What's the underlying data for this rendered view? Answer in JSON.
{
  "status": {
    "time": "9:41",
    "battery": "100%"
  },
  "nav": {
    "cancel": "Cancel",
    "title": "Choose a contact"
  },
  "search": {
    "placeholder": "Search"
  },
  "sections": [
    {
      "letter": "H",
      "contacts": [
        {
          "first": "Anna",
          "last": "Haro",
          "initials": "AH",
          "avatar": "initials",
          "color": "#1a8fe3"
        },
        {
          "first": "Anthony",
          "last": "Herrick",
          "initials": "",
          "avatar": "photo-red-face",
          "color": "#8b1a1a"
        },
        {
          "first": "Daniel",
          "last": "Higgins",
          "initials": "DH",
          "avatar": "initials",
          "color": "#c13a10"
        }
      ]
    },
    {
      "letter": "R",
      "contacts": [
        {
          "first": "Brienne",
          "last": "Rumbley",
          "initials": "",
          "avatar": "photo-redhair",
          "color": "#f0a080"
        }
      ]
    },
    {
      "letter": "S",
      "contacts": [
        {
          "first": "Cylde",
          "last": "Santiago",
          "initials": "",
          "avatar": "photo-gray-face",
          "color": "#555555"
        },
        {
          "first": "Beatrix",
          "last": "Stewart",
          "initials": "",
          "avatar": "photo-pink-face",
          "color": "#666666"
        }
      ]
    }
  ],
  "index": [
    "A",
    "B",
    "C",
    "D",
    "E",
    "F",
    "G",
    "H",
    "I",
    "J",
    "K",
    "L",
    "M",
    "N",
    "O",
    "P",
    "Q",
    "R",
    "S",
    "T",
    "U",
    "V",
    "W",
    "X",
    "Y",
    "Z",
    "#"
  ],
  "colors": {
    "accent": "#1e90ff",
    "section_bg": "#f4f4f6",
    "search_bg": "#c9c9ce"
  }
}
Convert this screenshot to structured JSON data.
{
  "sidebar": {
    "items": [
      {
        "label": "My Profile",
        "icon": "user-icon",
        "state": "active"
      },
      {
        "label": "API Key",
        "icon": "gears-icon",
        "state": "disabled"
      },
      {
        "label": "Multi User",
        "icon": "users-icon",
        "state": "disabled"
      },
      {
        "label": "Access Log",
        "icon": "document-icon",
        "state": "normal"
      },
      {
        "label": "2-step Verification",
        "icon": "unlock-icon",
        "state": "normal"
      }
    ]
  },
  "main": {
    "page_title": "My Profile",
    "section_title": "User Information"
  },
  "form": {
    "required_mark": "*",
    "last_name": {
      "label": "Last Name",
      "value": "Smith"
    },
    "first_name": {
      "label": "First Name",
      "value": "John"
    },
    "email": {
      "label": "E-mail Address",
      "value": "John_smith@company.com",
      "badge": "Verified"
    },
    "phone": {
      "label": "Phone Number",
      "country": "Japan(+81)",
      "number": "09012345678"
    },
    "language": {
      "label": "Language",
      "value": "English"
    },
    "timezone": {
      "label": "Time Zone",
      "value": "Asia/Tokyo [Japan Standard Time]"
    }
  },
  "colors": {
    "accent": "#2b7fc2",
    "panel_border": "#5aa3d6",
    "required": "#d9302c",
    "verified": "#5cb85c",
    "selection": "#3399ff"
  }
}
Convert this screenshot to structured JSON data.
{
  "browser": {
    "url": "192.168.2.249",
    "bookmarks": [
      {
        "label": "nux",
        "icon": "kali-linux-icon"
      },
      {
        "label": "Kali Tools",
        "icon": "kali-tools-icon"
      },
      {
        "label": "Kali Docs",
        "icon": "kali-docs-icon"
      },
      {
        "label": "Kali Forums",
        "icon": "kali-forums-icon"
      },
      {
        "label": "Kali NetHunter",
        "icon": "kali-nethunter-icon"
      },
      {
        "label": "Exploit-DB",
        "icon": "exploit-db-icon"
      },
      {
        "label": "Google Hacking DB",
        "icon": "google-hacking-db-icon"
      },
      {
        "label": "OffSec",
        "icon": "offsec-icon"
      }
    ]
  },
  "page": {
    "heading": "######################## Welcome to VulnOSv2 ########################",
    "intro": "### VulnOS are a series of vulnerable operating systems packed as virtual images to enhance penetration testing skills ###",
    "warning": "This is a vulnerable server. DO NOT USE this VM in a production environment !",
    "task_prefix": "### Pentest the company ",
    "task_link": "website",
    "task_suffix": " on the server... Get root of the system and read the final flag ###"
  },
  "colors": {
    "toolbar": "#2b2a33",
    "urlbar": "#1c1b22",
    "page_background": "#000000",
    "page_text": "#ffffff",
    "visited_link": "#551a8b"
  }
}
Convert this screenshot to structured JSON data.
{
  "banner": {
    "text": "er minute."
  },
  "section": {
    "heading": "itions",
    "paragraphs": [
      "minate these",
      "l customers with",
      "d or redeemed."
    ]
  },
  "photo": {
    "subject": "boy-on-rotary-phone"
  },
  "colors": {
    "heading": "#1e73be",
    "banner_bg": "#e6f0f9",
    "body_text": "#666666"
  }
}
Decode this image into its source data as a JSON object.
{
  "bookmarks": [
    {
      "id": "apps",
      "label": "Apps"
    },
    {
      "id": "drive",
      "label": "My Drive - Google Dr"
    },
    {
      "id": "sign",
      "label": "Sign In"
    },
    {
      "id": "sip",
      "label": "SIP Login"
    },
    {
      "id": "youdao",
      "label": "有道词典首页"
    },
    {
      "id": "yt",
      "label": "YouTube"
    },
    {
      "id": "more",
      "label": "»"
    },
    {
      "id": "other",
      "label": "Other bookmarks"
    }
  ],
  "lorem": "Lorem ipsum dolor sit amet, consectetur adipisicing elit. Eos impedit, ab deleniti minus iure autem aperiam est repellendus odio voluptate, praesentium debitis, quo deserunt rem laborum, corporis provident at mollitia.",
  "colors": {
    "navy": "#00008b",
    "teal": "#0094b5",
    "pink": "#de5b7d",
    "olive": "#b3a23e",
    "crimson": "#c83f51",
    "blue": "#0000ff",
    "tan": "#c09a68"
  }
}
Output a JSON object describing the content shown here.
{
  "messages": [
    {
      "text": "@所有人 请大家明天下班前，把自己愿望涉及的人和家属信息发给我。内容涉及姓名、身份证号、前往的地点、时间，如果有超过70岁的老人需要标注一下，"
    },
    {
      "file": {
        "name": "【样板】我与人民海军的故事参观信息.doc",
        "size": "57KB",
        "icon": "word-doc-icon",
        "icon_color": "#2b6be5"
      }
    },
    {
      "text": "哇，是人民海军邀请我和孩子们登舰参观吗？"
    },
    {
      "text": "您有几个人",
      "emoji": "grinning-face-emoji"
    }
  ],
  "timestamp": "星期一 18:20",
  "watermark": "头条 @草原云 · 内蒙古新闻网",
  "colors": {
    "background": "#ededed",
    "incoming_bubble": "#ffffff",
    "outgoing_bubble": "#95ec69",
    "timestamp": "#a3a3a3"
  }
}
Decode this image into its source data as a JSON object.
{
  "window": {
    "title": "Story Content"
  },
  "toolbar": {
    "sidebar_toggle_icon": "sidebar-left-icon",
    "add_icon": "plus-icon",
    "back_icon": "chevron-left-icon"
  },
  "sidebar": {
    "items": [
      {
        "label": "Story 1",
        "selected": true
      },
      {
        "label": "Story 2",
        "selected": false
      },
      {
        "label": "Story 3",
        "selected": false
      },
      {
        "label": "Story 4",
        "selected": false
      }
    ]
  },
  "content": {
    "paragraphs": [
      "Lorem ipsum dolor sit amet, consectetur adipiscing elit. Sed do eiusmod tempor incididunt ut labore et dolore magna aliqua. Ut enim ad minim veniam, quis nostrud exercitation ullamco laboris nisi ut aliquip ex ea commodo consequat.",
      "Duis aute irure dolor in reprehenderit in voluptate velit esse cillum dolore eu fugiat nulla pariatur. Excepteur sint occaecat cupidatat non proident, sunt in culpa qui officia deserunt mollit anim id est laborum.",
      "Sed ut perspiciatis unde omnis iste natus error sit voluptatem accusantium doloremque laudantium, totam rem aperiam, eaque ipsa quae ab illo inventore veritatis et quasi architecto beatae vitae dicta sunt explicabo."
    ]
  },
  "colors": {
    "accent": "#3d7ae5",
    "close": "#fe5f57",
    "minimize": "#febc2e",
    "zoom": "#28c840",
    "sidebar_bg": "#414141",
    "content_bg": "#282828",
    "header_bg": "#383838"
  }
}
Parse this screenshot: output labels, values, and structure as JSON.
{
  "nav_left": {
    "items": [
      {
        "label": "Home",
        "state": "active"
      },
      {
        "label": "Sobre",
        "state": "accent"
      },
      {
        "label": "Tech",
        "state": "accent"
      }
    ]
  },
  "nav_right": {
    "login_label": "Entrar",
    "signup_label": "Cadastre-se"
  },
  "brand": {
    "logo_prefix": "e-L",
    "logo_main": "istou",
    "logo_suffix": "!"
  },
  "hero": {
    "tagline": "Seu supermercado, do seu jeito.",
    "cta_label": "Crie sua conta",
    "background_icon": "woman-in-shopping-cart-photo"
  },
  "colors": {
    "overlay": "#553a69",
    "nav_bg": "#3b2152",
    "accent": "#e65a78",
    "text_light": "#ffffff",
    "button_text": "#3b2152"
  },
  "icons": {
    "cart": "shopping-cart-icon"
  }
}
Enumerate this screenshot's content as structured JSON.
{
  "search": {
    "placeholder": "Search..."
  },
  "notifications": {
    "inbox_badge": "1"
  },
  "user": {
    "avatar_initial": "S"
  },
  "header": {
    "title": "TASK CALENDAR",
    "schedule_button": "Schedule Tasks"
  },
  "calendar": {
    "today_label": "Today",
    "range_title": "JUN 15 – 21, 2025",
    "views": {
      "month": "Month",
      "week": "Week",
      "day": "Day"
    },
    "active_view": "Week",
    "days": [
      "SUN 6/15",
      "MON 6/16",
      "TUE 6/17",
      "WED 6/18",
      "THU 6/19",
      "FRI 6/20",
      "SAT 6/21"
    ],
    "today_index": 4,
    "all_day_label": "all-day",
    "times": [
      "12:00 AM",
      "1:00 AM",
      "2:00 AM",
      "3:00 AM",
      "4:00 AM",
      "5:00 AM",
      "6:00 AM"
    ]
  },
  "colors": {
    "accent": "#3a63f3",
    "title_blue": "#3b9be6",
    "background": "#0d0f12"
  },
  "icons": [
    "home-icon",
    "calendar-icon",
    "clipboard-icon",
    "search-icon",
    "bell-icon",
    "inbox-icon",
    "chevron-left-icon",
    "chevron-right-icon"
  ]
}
------------------------------------------------------------------------
Task to carry out >>
Scan the lines for the string "laborum". Pick out every line that has it.

Exercise output >>
  "lorem": "Lorem ipsum dolor sit amet, consectetur adipisicing elit. Eos impedit, ab deleniti minus iure autem aperiam est repellendus odio voluptate, praesentium debitis, quo deserunt rem laborum, corporis provident at mollitia.",
      "Duis aute irure dolor in reprehenderit in voluptate velit esse cillum dolore eu fugiat nulla pariatur. Excepteur sint occaecat cupidatat non proident, sunt in culpa qui officia deserunt mollit anim id est laborum.",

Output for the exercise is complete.